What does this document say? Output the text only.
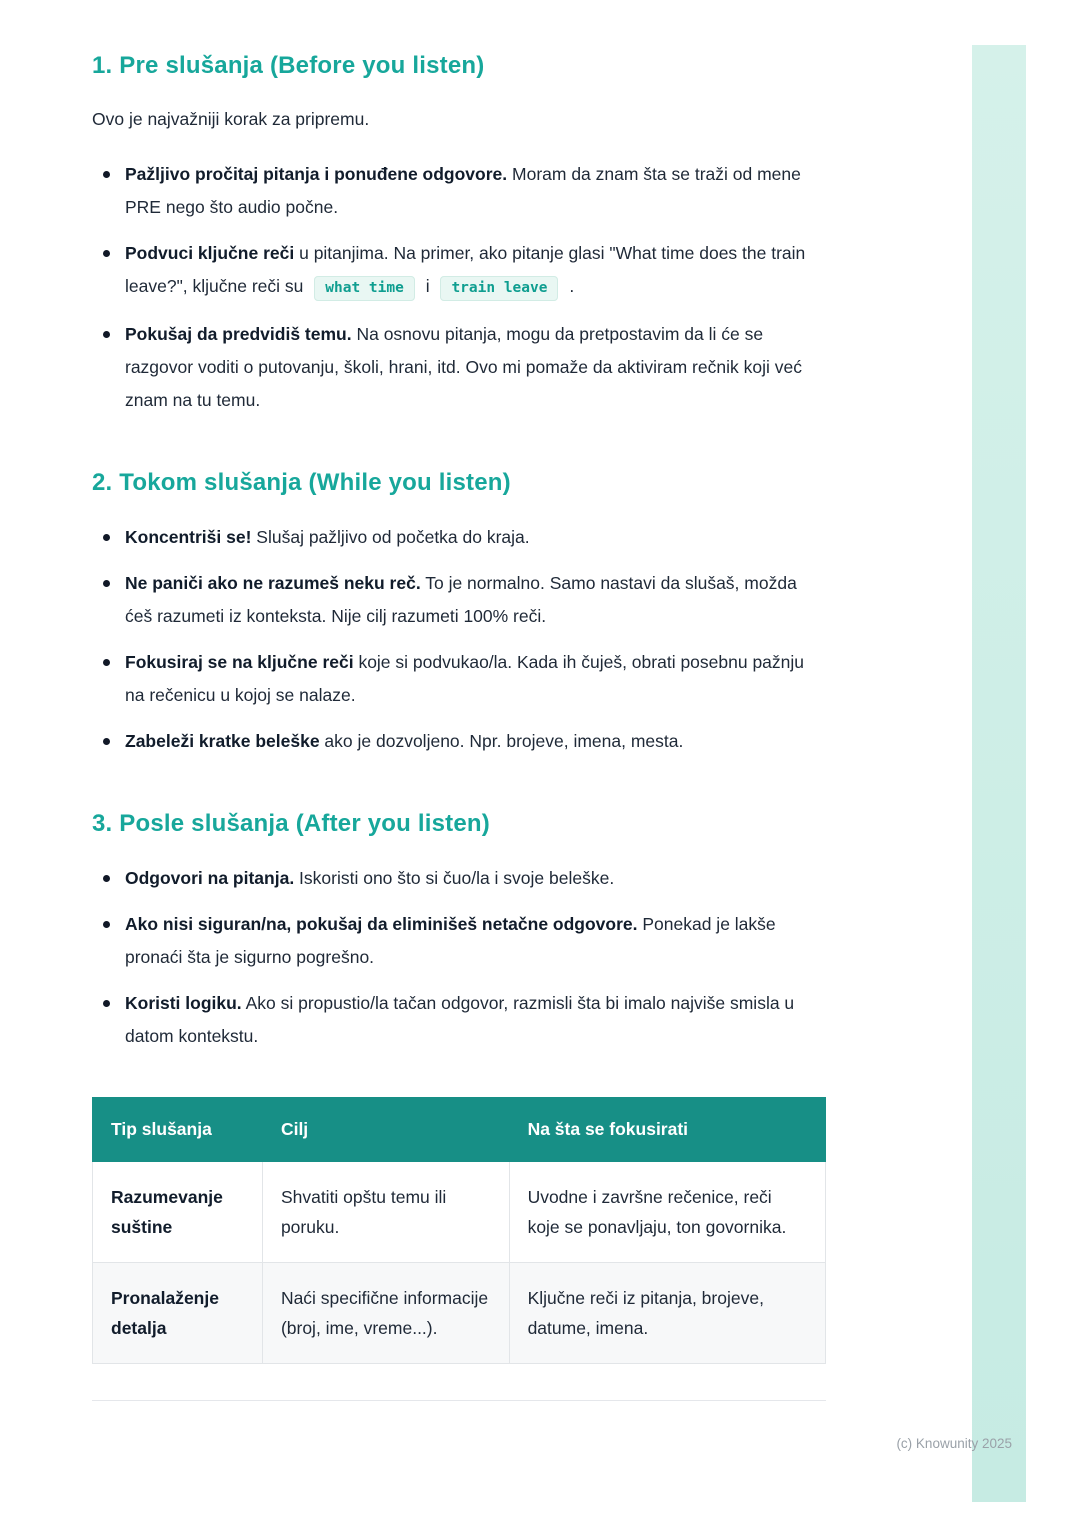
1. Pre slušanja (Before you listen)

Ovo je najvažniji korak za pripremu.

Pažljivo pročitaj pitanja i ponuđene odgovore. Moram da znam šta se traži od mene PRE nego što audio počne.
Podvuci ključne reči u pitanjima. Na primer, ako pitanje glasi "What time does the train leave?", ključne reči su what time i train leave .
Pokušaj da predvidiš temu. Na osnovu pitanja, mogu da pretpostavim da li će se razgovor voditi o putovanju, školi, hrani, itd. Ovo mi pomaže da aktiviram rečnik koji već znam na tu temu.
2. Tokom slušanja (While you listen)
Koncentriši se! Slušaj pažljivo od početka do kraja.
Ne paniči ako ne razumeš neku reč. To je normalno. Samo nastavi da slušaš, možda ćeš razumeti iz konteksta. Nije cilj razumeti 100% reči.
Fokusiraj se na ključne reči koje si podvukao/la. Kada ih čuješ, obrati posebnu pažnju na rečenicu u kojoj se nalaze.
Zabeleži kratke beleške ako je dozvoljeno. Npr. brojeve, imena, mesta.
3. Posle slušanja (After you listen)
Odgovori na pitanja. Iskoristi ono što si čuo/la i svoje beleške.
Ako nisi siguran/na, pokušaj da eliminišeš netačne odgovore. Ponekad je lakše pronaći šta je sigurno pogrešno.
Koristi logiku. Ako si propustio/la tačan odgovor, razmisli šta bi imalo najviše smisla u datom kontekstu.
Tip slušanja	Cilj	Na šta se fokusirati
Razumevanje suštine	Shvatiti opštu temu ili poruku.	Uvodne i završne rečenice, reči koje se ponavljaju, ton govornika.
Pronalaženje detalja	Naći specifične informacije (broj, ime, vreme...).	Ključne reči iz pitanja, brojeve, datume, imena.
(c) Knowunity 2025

-------------------------

Find the word "What" in the entries, and copy every line it shows up in.

### Solution to this task
What does this document say? Output the text only.
Podvuci ključne reči u pitanjima. Na primer, ako pitanje glasi "What time does the train leave?", ključne reči su what time i train leave .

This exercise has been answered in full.